## Extract to read
To make the above objectives, features, and advantages of the present application more obvious and easier to understand, the present application will be further described in detail with reference to the accompanying drawings and specific implementations.

As shown in FIG. 1, an embodiment provides a method for quantitatively detecting water content in concrete. The method for quantitatively detecting water content in concrete is mainly used to measure a value of water content in concrete, and specifically includes the following steps.

In step S1, an X-ray image of a to-be-detected sample is obtained, where the to-be-detected sample is a to-be-detected concrete sample, and the X-ray image is an image obtained after an X-ray travels through a to-be-detected concrete sample.

In step S2, X-ray light field distribution information of the X-ray image is determined according to the X-ray image.

In step S3, a water density of the to-be-detected sample is determined according to the X-ray light field distribution information.

In step S4, water content of the to-be-detected sample is determined according to the water density.

In this embodiment, the step S1 of obtaining an X-ray image of a to-be-detected sample specifically includes the following step:

The to-be-detected sample is detected by an X-ray detection system to obtain the X-ray image.

In this embodiment, the X-ray detection system at least includes an X-ray emitting apparatus and an X-ray detector, and further includes an image processing apparatus, and the like. Both the X-ray emitting apparatus and the X-ray detector are connected to the image processing apparatus, the X-ray emitting apparatus and the X-ray detector are disposed opposite to each other, and the to-be-detected sample is placed between the X-ray emitting apparatus and the X-ray detector. The X-ray emitting apparatus is configured to emit an X-ray to the to-be-detected sample. The X-ray detector is configured to: receive the X-ray that passes through the to-be-detected sample, convert X-ray energy into a recordable electric signal, and send the electric signal to the image processing apparatus. In this embodiment, the image processing apparatus may be a terminal like a computer, a notebook computer, a tablet computer, and a cloud server. In this embodiment, the image processing apparatus is preferably the computer, and is mainly configured to generate, according to the electric signal sent by the X-ray detector, the X-ray image of the to-be-detected sample by combining an X-ray emission status of the X-ray emitting apparatus, and is further configured to perform data analyzing and processing on the X-ray image, for example, obtaining greyscale information of the X-ray image, obtaining the X-ray light field distribution information, and calculating data such as the water density and water content.

## Stated problem
In the description of the concrete water-content method, which device is named as the preferred image processing apparatus?

## Recorded data
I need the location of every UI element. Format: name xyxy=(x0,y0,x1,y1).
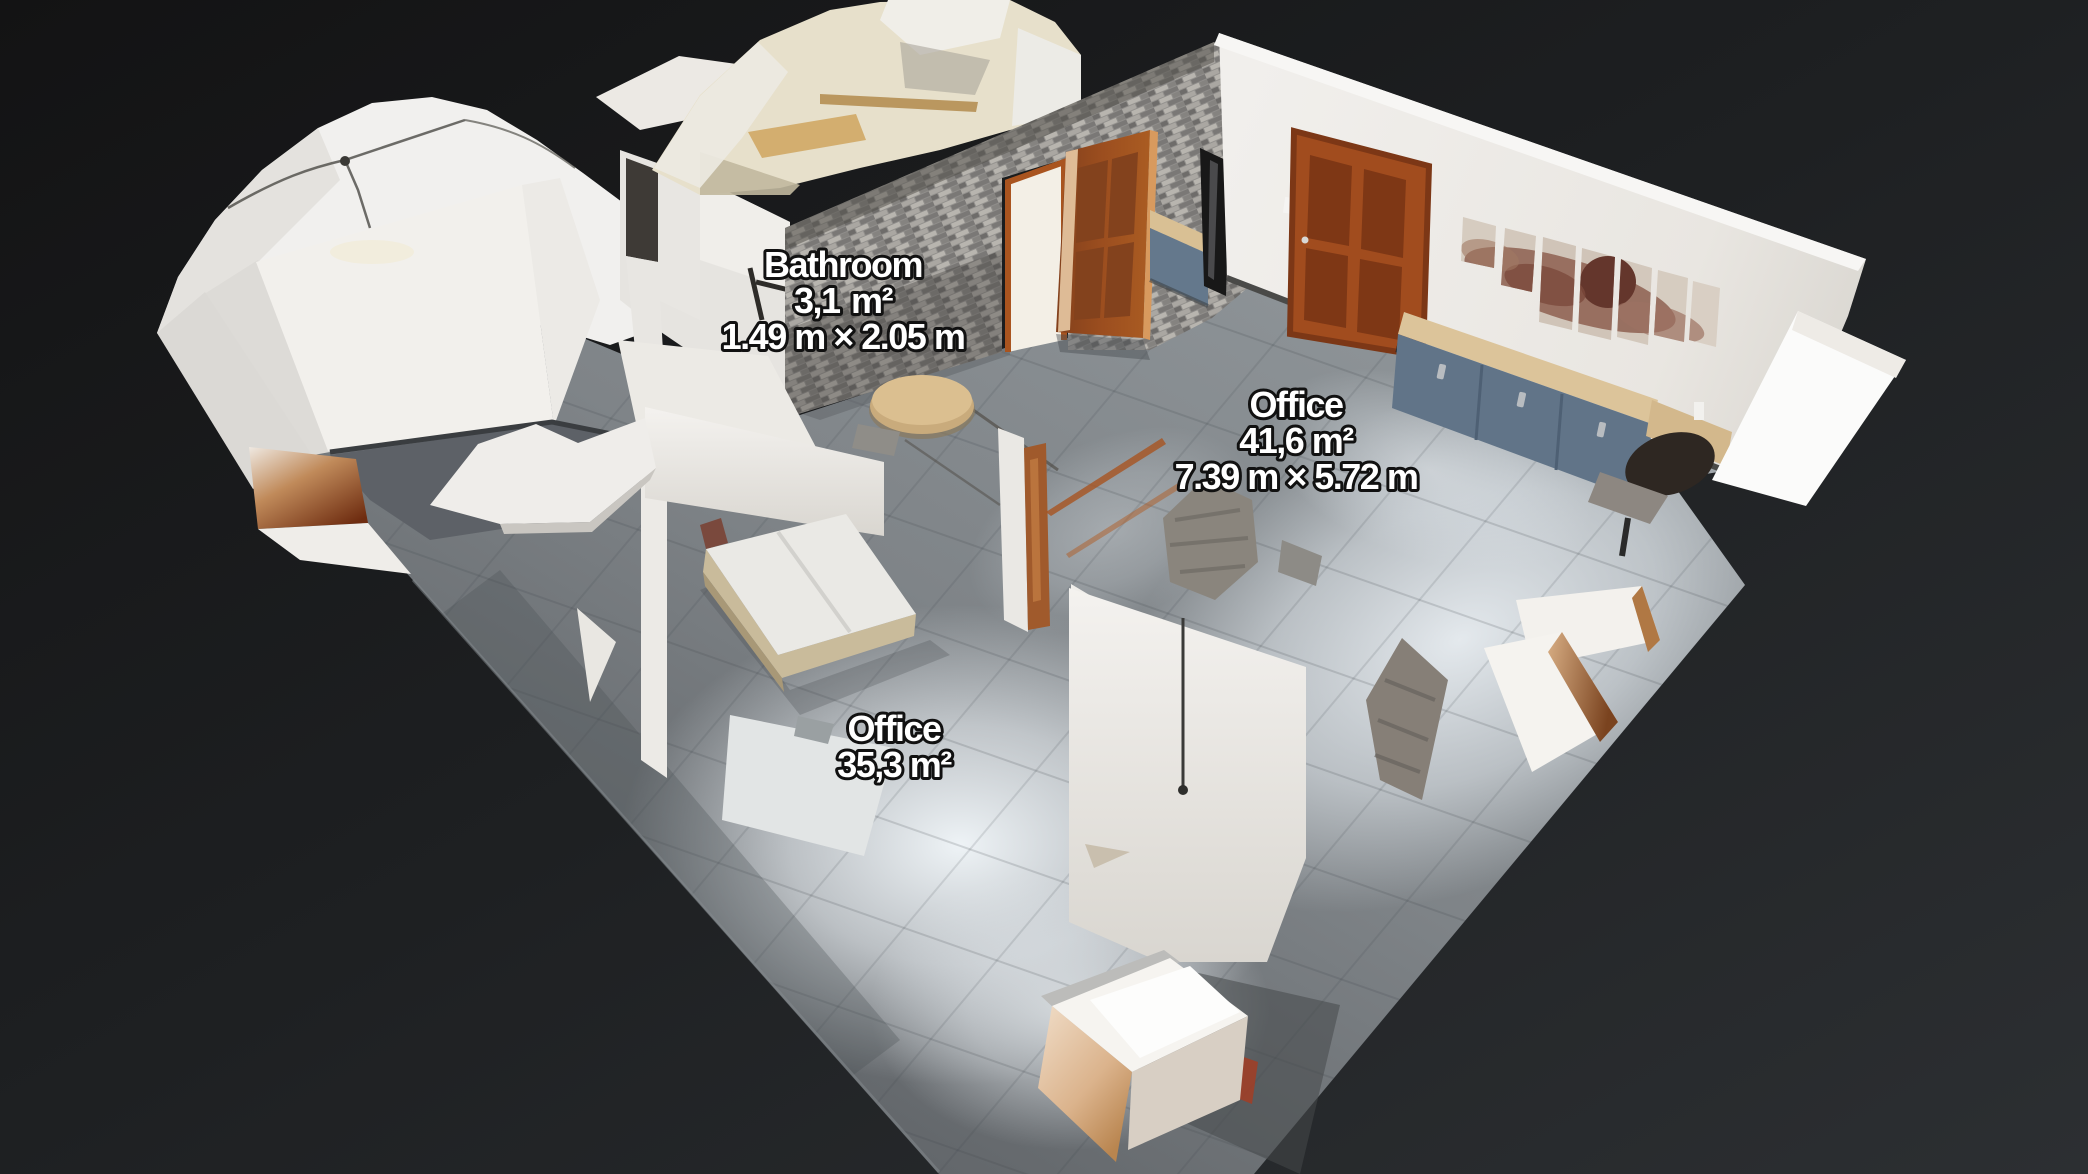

## Response below
A computer.